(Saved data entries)
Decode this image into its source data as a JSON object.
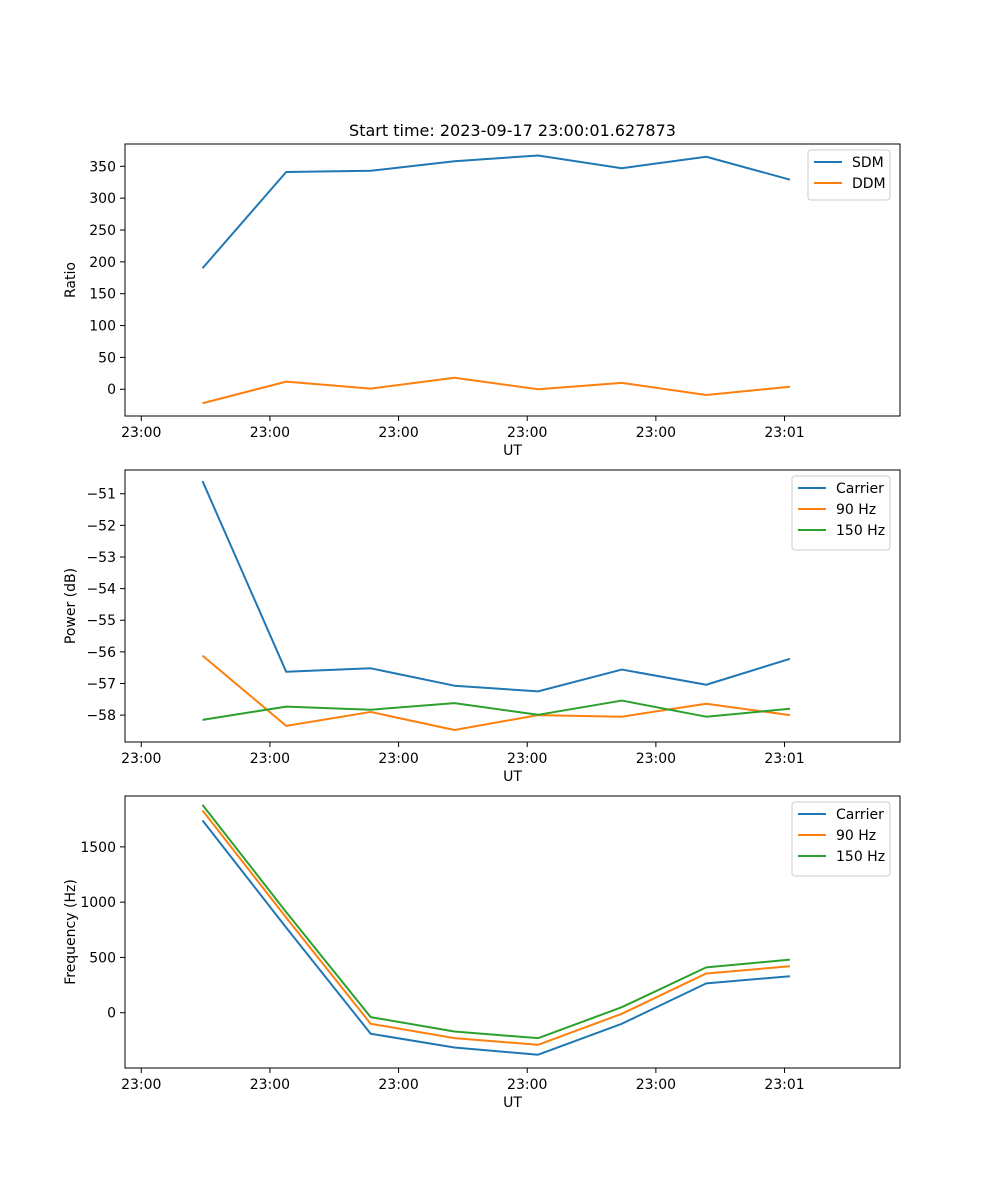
{
  "colors": {
    "c0": "#1f77b4",
    "c1": "#ff7f0e",
    "c2": "#2ca02c"
  },
  "chart_data": [
    {
      "type": "line",
      "title": "Start time: 2023-09-17 23:00:01.627873",
      "xlabel": "UT",
      "ylabel": "Ratio",
      "xlim": [
        -0.5,
        9.5
      ],
      "xticks": [
        {
          "v": -0.29,
          "label": "23:00"
        },
        {
          "v": 1.37,
          "label": "23:00"
        },
        {
          "v": 3.03,
          "label": "23:00"
        },
        {
          "v": 4.69,
          "label": "23:00"
        },
        {
          "v": 6.35,
          "label": "23:00"
        },
        {
          "v": 8.01,
          "label": "23:01"
        }
      ],
      "ylim": [
        -42,
        385
      ],
      "yticks": [
        {
          "v": 0,
          "label": "0"
        },
        {
          "v": 50,
          "label": "50"
        },
        {
          "v": 100,
          "label": "100"
        },
        {
          "v": 150,
          "label": "150"
        },
        {
          "v": 200,
          "label": "200"
        },
        {
          "v": 250,
          "label": "250"
        },
        {
          "v": 300,
          "label": "300"
        },
        {
          "v": 350,
          "label": "350"
        }
      ],
      "x": [
        0.5,
        1.58,
        2.67,
        3.75,
        4.83,
        5.91,
        7.0,
        8.08
      ],
      "series": [
        {
          "name": "SDM",
          "color": "#1f77b4",
          "values": [
            190,
            341,
            343,
            358,
            367,
            347,
            365,
            329
          ]
        },
        {
          "name": "DDM",
          "color": "#ff7f0e",
          "values": [
            -22,
            12,
            1,
            18,
            0,
            10,
            -9,
            4
          ]
        }
      ]
    },
    {
      "type": "line",
      "xlabel": "UT",
      "ylabel": "Power (dB)",
      "xlim": [
        -0.5,
        9.5
      ],
      "xticks": [
        {
          "v": -0.29,
          "label": "23:00"
        },
        {
          "v": 1.37,
          "label": "23:00"
        },
        {
          "v": 3.03,
          "label": "23:00"
        },
        {
          "v": 4.69,
          "label": "23:00"
        },
        {
          "v": 6.35,
          "label": "23:00"
        },
        {
          "v": 8.01,
          "label": "23:01"
        }
      ],
      "ylim": [
        -58.85,
        -50.25
      ],
      "yticks": [
        {
          "v": -58,
          "label": "−58"
        },
        {
          "v": -57,
          "label": "−57"
        },
        {
          "v": -56,
          "label": "−56"
        },
        {
          "v": -55,
          "label": "−55"
        },
        {
          "v": -54,
          "label": "−54"
        },
        {
          "v": -53,
          "label": "−53"
        },
        {
          "v": -52,
          "label": "−52"
        },
        {
          "v": -51,
          "label": "−51"
        }
      ],
      "x": [
        0.5,
        1.58,
        2.67,
        3.75,
        4.83,
        5.91,
        7.0,
        8.08
      ],
      "series": [
        {
          "name": "Carrier",
          "color": "#1f77b4",
          "values": [
            -50.6,
            -56.63,
            -56.52,
            -57.07,
            -57.25,
            -56.56,
            -57.04,
            -56.22
          ]
        },
        {
          "name": "90 Hz",
          "color": "#ff7f0e",
          "values": [
            -56.12,
            -58.34,
            -57.9,
            -58.47,
            -58.0,
            -58.05,
            -57.64,
            -58.0
          ]
        },
        {
          "name": "150 Hz",
          "color": "#2ca02c",
          "values": [
            -58.15,
            -57.73,
            -57.83,
            -57.62,
            -57.99,
            -57.54,
            -58.05,
            -57.8
          ]
        }
      ]
    },
    {
      "type": "line",
      "xlabel": "UT",
      "ylabel": "Frequency (Hz)",
      "xlim": [
        -0.5,
        9.5
      ],
      "xticks": [
        {
          "v": -0.29,
          "label": "23:00"
        },
        {
          "v": 1.37,
          "label": "23:00"
        },
        {
          "v": 3.03,
          "label": "23:00"
        },
        {
          "v": 4.69,
          "label": "23:00"
        },
        {
          "v": 6.35,
          "label": "23:00"
        },
        {
          "v": 8.01,
          "label": "23:01"
        }
      ],
      "ylim": [
        -500,
        1960
      ],
      "yticks": [
        {
          "v": 0,
          "label": "0"
        },
        {
          "v": 500,
          "label": "500"
        },
        {
          "v": 1000,
          "label": "1000"
        },
        {
          "v": 1500,
          "label": "1500"
        }
      ],
      "x": [
        0.5,
        1.58,
        2.67,
        3.75,
        4.83,
        5.91,
        7.0,
        8.08
      ],
      "series": [
        {
          "name": "Carrier",
          "color": "#1f77b4",
          "values": [
            1740,
            770,
            -190,
            -315,
            -380,
            -100,
            265,
            330
          ]
        },
        {
          "name": "90 Hz",
          "color": "#ff7f0e",
          "values": [
            1830,
            860,
            -100,
            -230,
            -290,
            -10,
            355,
            420
          ]
        },
        {
          "name": "150 Hz",
          "color": "#2ca02c",
          "values": [
            1880,
            910,
            -40,
            -170,
            -230,
            50,
            410,
            480
          ]
        }
      ]
    }
  ]
}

WHAT IS EXPECTED. Return each line from the material above exactly, but not the pictures.

EXPECTED ANSWER.
Decode this image into its source data as a JSON object.
{
  "colors": {
    "c0": "#1f77b4",
    "c1": "#ff7f0e",
    "c2": "#2ca02c"
  },
  "chart_data": [
    {
      "type": "line",
      "title": "Start time: 2023-09-17 23:00:01.627873",
      "xlabel": "UT",
      "ylabel": "Ratio",
      "xlim": [
        -0.5,
        9.5
      ],
      "xticks": [
        {
          "v": -0.29,
          "label": "23:00"
        },
        {
          "v": 1.37,
          "label": "23:00"
        },
        {
          "v": 3.03,
          "label": "23:00"
        },
        {
          "v": 4.69,
          "label": "23:00"
        },
        {
          "v": 6.35,
          "label": "23:00"
        },
        {
          "v": 8.01,
          "label": "23:01"
        }
      ],
      "ylim": [
        -42,
        385
      ],
      "yticks": [
        {
          "v": 0,
          "label": "0"
        },
        {
          "v": 50,
          "label": "50"
        },
        {
          "v": 100,
          "label": "100"
        },
        {
          "v": 150,
          "label": "150"
        },
        {
          "v": 200,
          "label": "200"
        },
        {
          "v": 250,
          "label": "250"
        },
        {
          "v": 300,
          "label": "300"
        },
        {
          "v": 350,
          "label": "350"
        }
      ],
      "x": [
        0.5,
        1.58,
        2.67,
        3.75,
        4.83,
        5.91,
        7.0,
        8.08
      ],
      "series": [
        {
          "name": "SDM",
          "color": "#1f77b4",
          "values": [
            190,
            341,
            343,
            358,
            367,
            347,
            365,
            329
          ]
        },
        {
          "name": "DDM",
          "color": "#ff7f0e",
          "values": [
            -22,
            12,
            1,
            18,
            0,
            10,
            -9,
            4
          ]
        }
      ]
    },
    {
      "type": "line",
      "xlabel": "UT",
      "ylabel": "Power (dB)",
      "xlim": [
        -0.5,
        9.5
      ],
      "xticks": [
        {
          "v": -0.29,
          "label": "23:00"
        },
        {
          "v": 1.37,
          "label": "23:00"
        },
        {
          "v": 3.03,
          "label": "23:00"
        },
        {
          "v": 4.69,
          "label": "23:00"
        },
        {
          "v": 6.35,
          "label": "23:00"
        },
        {
          "v": 8.01,
          "label": "23:01"
        }
      ],
      "ylim": [
        -58.85,
        -50.25
      ],
      "yticks": [
        {
          "v": -58,
          "label": "−58"
        },
        {
          "v": -57,
          "label": "−57"
        },
        {
          "v": -56,
          "label": "−56"
        },
        {
          "v": -55,
          "label": "−55"
        },
        {
          "v": -54,
          "label": "−54"
        },
        {
          "v": -53,
          "label": "−53"
        },
        {
          "v": -52,
          "label": "−52"
        },
        {
          "v": -51,
          "label": "−51"
        }
      ],
      "x": [
        0.5,
        1.58,
        2.67,
        3.75,
        4.83,
        5.91,
        7.0,
        8.08
      ],
      "series": [
        {
          "name": "Carrier",
          "color": "#1f77b4",
          "values": [
            -50.6,
            -56.63,
            -56.52,
            -57.07,
            -57.25,
            -56.56,
            -57.04,
            -56.22
          ]
        },
        {
          "name": "90 Hz",
          "color": "#ff7f0e",
          "values": [
            -56.12,
            -58.34,
            -57.9,
            -58.47,
            -58.0,
            -58.05,
            -57.64,
            -58.0
          ]
        },
        {
          "name": "150 Hz",
          "color": "#2ca02c",
          "values": [
            -58.15,
            -57.73,
            -57.83,
            -57.62,
            -57.99,
            -57.54,
            -58.05,
            -57.8
          ]
        }
      ]
    },
    {
      "type": "line",
      "xlabel": "UT",
      "ylabel": "Frequency (Hz)",
      "xlim": [
        -0.5,
        9.5
      ],
      "xticks": [
        {
          "v": -0.29,
          "label": "23:00"
        },
        {
          "v": 1.37,
          "label": "23:00"
        },
        {
          "v": 3.03,
          "label": "23:00"
        },
        {
          "v": 4.69,
          "label": "23:00"
        },
        {
          "v": 6.35,
          "label": "23:00"
        },
        {
          "v": 8.01,
          "label": "23:01"
        }
      ],
      "ylim": [
        -500,
        1960
      ],
      "yticks": [
        {
          "v": 0,
          "label": "0"
        },
        {
          "v": 500,
          "label": "500"
        },
        {
          "v": 1000,
          "label": "1000"
        },
        {
          "v": 1500,
          "label": "1500"
        }
      ],
      "x": [
        0.5,
        1.58,
        2.67,
        3.75,
        4.83,
        5.91,
        7.0,
        8.08
      ],
      "series": [
        {
          "name": "Carrier",
          "color": "#1f77b4",
          "values": [
            1740,
            770,
            -190,
            -315,
            -380,
            -100,
            265,
            330
          ]
        },
        {
          "name": "90 Hz",
          "color": "#ff7f0e",
          "values": [
            1830,
            860,
            -100,
            -230,
            -290,
            -10,
            355,
            420
          ]
        },
        {
          "name": "150 Hz",
          "color": "#2ca02c",
          "values": [
            1880,
            910,
            -40,
            -170,
            -230,
            50,
            410,
            480
          ]
        }
      ]
    }
  ]
}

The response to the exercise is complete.